What follows is a set of records; repeat all of them exactly.

_Records_:
::::::
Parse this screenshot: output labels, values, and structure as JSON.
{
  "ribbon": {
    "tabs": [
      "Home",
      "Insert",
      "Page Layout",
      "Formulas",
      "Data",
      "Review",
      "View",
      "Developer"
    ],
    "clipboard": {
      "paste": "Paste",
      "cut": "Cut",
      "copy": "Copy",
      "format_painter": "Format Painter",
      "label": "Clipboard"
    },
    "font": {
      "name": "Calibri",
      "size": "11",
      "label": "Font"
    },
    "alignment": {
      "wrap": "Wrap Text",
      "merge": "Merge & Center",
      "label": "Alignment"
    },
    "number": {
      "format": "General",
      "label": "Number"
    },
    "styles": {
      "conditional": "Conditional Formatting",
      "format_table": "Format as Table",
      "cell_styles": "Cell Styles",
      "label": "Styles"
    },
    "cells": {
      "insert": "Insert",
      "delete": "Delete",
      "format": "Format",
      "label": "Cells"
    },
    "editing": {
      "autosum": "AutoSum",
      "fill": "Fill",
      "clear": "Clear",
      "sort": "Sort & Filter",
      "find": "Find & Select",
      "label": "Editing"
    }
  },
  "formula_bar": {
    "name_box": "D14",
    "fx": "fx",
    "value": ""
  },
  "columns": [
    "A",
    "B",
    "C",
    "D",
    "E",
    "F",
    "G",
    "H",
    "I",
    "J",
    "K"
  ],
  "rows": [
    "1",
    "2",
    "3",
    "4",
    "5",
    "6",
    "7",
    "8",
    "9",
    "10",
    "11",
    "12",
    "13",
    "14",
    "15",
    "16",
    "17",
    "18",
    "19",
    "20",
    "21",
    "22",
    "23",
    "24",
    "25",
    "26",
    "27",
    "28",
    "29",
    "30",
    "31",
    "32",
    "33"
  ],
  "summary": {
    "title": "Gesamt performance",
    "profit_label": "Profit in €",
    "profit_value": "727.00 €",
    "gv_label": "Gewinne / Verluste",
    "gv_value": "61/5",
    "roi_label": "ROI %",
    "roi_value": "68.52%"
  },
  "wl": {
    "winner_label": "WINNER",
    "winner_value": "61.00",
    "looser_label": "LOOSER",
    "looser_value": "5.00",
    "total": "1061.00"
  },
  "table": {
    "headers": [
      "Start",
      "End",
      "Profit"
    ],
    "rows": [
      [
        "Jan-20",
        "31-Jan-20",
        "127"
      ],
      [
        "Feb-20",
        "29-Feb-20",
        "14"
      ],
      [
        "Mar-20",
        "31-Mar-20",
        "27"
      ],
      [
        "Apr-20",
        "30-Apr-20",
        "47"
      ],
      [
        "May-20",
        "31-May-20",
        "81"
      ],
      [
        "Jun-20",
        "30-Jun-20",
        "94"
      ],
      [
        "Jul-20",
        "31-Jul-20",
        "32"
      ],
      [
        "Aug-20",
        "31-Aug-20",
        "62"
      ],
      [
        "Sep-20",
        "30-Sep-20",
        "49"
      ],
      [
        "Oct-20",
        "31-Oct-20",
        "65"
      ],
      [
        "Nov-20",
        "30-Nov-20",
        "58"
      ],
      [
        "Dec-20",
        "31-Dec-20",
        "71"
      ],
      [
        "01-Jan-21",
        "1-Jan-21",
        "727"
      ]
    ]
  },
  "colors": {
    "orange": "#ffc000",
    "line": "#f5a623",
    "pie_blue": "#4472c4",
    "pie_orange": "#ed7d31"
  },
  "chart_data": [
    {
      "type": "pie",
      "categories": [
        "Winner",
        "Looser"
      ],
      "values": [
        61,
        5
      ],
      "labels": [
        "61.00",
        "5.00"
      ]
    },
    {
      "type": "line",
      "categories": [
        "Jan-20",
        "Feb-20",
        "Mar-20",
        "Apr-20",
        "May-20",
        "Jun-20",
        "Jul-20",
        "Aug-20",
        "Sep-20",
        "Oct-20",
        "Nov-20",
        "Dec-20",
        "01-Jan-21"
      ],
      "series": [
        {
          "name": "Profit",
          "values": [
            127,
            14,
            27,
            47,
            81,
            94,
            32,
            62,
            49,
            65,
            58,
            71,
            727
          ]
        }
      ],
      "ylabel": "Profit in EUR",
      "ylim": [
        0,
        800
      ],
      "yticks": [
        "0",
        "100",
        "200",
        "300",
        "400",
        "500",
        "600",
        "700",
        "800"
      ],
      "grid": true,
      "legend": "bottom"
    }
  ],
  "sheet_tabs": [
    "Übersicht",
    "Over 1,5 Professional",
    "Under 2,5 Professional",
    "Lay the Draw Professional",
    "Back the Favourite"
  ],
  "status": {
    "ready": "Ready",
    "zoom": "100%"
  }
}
::::::
_Output for this exercise_:
Parse this screenshot: output labels, values, and structure as JSON.
{
  "ribbon": {
    "tabs": [
      "Home",
      "Insert",
      "Page Layout",
      "Formulas",
      "Data",
      "Review",
      "View",
      "Developer"
    ],
    "clipboard": {
      "paste": "Paste",
      "cut": "Cut",
      "copy": "Copy",
      "format_painter": "Format Painter",
      "label": "Clipboard"
    },
    "font": {
      "name": "Calibri",
      "size": "11",
      "label": "Font"
    },
    "alignment": {
      "wrap": "Wrap Text",
      "merge": "Merge & Center",
      "label": "Alignment"
    },
    "number": {
      "format": "General",
      "label": "Number"
    },
    "styles": {
      "conditional": "Conditional Formatting",
      "format_table": "Format as Table",
      "cell_styles": "Cell Styles",
      "label": "Styles"
    },
    "cells": {
      "insert": "Insert",
      "delete": "Delete",
      "format": "Format",
      "label": "Cells"
    },
    "editing": {
      "autosum": "AutoSum",
      "fill": "Fill",
      "clear": "Clear",
      "sort": "Sort & Filter",
      "find": "Find & Select",
      "label": "Editing"
    }
  },
  "formula_bar": {
    "name_box": "D14",
    "fx": "fx",
    "value": ""
  },
  "columns": [
    "A",
    "B",
    "C",
    "D",
    "E",
    "F",
    "G",
    "H",
    "I",
    "J",
    "K"
  ],
  "rows": [
    "1",
    "2",
    "3",
    "4",
    "5",
    "6",
    "7",
    "8",
    "9",
    "10",
    "11",
    "12",
    "13",
    "14",
    "15",
    "16",
    "17",
    "18",
    "19",
    "20",
    "21",
    "22",
    "23",
    "24",
    "25",
    "26",
    "27",
    "28",
    "29",
    "30",
    "31",
    "32",
    "33"
  ],
  "summary": {
    "title": "Gesamt performance",
    "profit_label": "Profit in €",
    "profit_value": "727.00 €",
    "gv_label": "Gewinne / Verluste",
    "gv_value": "61/5",
    "roi_label": "ROI %",
    "roi_value": "68.52%"
  },
  "wl": {
    "winner_label": "WINNER",
    "winner_value": "61.00",
    "looser_label": "LOOSER",
    "looser_value": "5.00",
    "total": "1061.00"
  },
  "table": {
    "headers": [
      "Start",
      "End",
      "Profit"
    ],
    "rows": [
      [
        "Jan-20",
        "31-Jan-20",
        "127"
      ],
      [
        "Feb-20",
        "29-Feb-20",
        "14"
      ],
      [
        "Mar-20",
        "31-Mar-20",
        "27"
      ],
      [
        "Apr-20",
        "30-Apr-20",
        "47"
      ],
      [
        "May-20",
        "31-May-20",
        "81"
      ],
      [
        "Jun-20",
        "30-Jun-20",
        "94"
      ],
      [
        "Jul-20",
        "31-Jul-20",
        "32"
      ],
      [
        "Aug-20",
        "31-Aug-20",
        "62"
      ],
      [
        "Sep-20",
        "30-Sep-20",
        "49"
      ],
      [
        "Oct-20",
        "31-Oct-20",
        "65"
      ],
      [
        "Nov-20",
        "30-Nov-20",
        "58"
      ],
      [
        "Dec-20",
        "31-Dec-20",
        "71"
      ],
      [
        "01-Jan-21",
        "1-Jan-21",
        "727"
      ]
    ]
  },
  "colors": {
    "orange": "#ffc000",
    "line": "#f5a623",
    "pie_blue": "#4472c4",
    "pie_orange": "#ed7d31"
  },
  "chart_data": [
    {
      "type": "pie",
      "categories": [
        "Winner",
        "Looser"
      ],
      "values": [
        61,
        5
      ],
      "labels": [
        "61.00",
        "5.00"
      ]
    },
    {
      "type": "line",
      "categories": [
        "Jan-20",
        "Feb-20",
        "Mar-20",
        "Apr-20",
        "May-20",
        "Jun-20",
        "Jul-20",
        "Aug-20",
        "Sep-20",
        "Oct-20",
        "Nov-20",
        "Dec-20",
        "01-Jan-21"
      ],
      "series": [
        {
          "name": "Profit",
          "values": [
            127,
            14,
            27,
            47,
            81,
            94,
            32,
            62,
            49,
            65,
            58,
            71,
            727
          ]
        }
      ],
      "ylabel": "Profit in EUR",
      "ylim": [
        0,
        800
      ],
      "yticks": [
        "0",
        "100",
        "200",
        "300",
        "400",
        "500",
        "600",
        "700",
        "800"
      ],
      "grid": true,
      "legend": "bottom"
    }
  ],
  "sheet_tabs": [
    "Übersicht",
    "Over 1,5 Professional",
    "Under 2,5 Professional",
    "Lay the Draw Professional",
    "Back the Favourite"
  ],
  "status": {
    "ready": "Ready",
    "zoom": "100%"
  }
}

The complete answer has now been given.